══ AVAILABLE RECORDS ══

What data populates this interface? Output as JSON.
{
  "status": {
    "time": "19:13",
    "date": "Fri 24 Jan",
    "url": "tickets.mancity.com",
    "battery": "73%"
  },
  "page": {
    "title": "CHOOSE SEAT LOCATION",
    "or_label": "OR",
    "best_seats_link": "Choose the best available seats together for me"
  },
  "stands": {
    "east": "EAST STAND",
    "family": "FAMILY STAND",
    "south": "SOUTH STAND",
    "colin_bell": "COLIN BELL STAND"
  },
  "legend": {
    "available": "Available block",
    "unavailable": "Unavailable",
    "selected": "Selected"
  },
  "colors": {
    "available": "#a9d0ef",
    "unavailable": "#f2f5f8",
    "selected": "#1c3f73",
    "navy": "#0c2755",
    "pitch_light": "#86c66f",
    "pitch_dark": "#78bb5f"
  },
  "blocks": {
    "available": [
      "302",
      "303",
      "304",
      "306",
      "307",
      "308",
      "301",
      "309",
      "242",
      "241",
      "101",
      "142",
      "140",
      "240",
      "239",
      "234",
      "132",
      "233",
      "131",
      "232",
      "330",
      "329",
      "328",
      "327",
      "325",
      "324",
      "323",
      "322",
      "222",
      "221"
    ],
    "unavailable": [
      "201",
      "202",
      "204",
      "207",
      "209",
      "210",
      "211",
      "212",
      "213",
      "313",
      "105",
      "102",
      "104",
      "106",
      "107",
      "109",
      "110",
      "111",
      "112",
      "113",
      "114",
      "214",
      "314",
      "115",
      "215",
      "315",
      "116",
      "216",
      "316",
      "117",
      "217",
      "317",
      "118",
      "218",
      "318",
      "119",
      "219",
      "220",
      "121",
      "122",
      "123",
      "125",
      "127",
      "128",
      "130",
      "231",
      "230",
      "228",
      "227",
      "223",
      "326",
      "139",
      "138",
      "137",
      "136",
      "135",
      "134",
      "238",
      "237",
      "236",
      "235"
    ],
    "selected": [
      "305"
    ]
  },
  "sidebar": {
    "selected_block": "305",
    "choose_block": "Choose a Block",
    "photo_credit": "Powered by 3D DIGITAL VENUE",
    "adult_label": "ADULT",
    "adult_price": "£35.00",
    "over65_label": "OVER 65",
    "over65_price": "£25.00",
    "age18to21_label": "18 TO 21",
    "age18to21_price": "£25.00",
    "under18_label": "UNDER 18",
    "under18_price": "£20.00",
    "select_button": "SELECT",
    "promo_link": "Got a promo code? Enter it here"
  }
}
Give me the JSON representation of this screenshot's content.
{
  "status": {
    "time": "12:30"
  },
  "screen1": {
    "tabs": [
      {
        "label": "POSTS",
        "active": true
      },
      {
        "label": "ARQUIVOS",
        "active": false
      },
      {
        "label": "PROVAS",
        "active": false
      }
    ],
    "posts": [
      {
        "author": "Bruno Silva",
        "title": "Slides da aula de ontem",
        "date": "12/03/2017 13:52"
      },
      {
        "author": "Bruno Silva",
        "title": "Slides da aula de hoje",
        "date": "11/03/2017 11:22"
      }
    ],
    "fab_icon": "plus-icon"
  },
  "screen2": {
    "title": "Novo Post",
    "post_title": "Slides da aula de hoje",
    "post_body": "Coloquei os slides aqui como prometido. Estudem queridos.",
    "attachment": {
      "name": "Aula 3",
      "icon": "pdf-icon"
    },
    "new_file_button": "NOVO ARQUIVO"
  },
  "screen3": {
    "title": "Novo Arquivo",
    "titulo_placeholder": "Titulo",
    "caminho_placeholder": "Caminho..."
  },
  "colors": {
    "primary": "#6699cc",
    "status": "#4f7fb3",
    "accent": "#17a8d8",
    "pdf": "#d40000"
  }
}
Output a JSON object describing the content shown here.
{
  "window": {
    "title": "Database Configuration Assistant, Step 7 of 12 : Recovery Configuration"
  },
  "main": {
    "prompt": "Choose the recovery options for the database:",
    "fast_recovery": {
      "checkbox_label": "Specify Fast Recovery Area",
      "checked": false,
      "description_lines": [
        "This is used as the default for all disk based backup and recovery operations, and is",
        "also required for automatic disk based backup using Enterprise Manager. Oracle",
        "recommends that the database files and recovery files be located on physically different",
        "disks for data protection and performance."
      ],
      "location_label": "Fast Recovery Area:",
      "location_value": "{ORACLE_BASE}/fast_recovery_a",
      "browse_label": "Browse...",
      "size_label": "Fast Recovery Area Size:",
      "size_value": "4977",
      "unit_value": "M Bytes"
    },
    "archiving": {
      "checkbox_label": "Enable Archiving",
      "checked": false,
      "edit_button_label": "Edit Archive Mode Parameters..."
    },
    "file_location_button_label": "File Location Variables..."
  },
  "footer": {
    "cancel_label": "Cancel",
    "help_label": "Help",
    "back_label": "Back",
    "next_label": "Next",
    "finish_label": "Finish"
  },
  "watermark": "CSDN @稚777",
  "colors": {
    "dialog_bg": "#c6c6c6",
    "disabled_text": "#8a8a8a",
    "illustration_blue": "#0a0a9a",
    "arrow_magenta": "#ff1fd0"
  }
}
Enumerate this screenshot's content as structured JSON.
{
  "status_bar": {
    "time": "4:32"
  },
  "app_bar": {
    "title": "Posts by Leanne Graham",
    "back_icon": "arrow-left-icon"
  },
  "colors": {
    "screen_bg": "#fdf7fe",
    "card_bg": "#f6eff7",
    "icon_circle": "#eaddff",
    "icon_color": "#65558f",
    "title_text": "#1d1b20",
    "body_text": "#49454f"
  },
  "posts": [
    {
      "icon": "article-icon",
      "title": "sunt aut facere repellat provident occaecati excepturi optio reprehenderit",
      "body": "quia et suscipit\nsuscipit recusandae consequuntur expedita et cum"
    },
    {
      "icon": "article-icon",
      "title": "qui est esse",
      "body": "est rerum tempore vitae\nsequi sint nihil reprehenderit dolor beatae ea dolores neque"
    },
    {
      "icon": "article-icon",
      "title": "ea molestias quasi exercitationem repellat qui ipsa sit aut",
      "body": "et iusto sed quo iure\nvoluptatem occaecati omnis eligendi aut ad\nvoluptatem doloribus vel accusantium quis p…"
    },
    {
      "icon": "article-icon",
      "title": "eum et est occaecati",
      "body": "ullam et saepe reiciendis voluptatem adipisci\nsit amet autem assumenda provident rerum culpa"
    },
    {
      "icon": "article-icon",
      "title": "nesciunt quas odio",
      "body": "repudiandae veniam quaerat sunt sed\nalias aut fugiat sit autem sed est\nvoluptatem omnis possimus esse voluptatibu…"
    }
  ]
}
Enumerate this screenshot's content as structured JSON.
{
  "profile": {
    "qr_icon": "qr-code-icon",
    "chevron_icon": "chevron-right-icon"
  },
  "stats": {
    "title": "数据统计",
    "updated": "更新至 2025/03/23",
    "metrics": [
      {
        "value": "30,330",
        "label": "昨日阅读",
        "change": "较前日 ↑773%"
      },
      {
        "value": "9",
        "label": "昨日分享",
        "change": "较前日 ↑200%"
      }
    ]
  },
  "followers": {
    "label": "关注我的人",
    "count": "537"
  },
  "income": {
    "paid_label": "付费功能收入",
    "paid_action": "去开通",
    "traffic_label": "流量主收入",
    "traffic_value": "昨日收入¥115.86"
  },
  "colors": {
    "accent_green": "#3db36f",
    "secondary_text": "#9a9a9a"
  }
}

═══

# TASK
Each line that has the word "esse" counts once. How many such lines are in the data? Give the number alone.

# ANSWER TO THIS PROBLEM
2